(Source records)
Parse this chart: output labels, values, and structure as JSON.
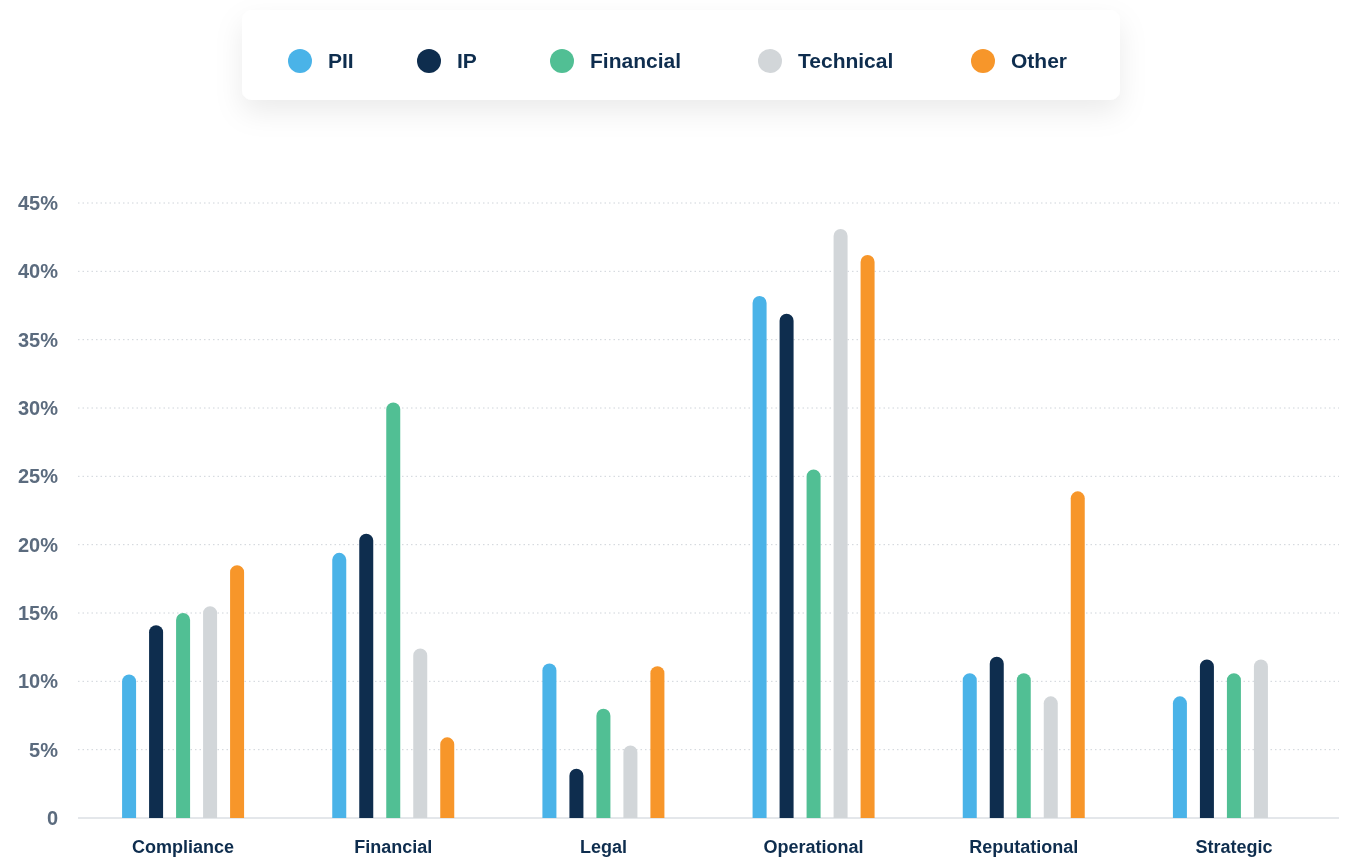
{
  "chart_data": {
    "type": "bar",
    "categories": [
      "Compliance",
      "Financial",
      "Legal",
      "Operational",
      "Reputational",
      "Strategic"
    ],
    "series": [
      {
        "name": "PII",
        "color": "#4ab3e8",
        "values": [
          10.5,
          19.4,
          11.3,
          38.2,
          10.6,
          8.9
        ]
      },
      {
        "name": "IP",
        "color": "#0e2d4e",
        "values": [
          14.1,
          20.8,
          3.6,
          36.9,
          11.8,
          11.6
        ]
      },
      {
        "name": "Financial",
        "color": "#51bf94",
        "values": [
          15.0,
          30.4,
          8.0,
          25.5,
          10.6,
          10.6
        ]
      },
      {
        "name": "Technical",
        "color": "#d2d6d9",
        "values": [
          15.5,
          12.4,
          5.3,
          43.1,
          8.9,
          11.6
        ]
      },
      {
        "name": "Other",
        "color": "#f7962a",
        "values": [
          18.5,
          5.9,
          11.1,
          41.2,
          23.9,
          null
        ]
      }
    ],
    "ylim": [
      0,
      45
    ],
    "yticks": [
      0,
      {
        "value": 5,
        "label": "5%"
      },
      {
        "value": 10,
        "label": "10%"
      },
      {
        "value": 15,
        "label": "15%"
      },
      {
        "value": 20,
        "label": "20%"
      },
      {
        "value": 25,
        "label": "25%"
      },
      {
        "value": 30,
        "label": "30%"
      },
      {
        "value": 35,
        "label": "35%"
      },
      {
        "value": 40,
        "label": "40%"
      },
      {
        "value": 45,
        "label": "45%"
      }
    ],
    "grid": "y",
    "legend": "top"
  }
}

WHAT NEEDS TO BE DONE - None of the pictures should appear; repeat the records exactly otherwise.

TASK OUTPUT -
Parse this chart: output labels, values, and structure as JSON.
{
  "chart_data": {
    "type": "bar",
    "categories": [
      "Compliance",
      "Financial",
      "Legal",
      "Operational",
      "Reputational",
      "Strategic"
    ],
    "series": [
      {
        "name": "PII",
        "color": "#4ab3e8",
        "values": [
          10.5,
          19.4,
          11.3,
          38.2,
          10.6,
          8.9
        ]
      },
      {
        "name": "IP",
        "color": "#0e2d4e",
        "values": [
          14.1,
          20.8,
          3.6,
          36.9,
          11.8,
          11.6
        ]
      },
      {
        "name": "Financial",
        "color": "#51bf94",
        "values": [
          15.0,
          30.4,
          8.0,
          25.5,
          10.6,
          10.6
        ]
      },
      {
        "name": "Technical",
        "color": "#d2d6d9",
        "values": [
          15.5,
          12.4,
          5.3,
          43.1,
          8.9,
          11.6
        ]
      },
      {
        "name": "Other",
        "color": "#f7962a",
        "values": [
          18.5,
          5.9,
          11.1,
          41.2,
          23.9,
          null
        ]
      }
    ],
    "ylim": [
      0,
      45
    ],
    "yticks": [
      0,
      {
        "value": 5,
        "label": "5%"
      },
      {
        "value": 10,
        "label": "10%"
      },
      {
        "value": 15,
        "label": "15%"
      },
      {
        "value": 20,
        "label": "20%"
      },
      {
        "value": 25,
        "label": "25%"
      },
      {
        "value": 30,
        "label": "30%"
      },
      {
        "value": 35,
        "label": "35%"
      },
      {
        "value": 40,
        "label": "40%"
      },
      {
        "value": 45,
        "label": "45%"
      }
    ],
    "grid": "y",
    "legend": "top"
  }
}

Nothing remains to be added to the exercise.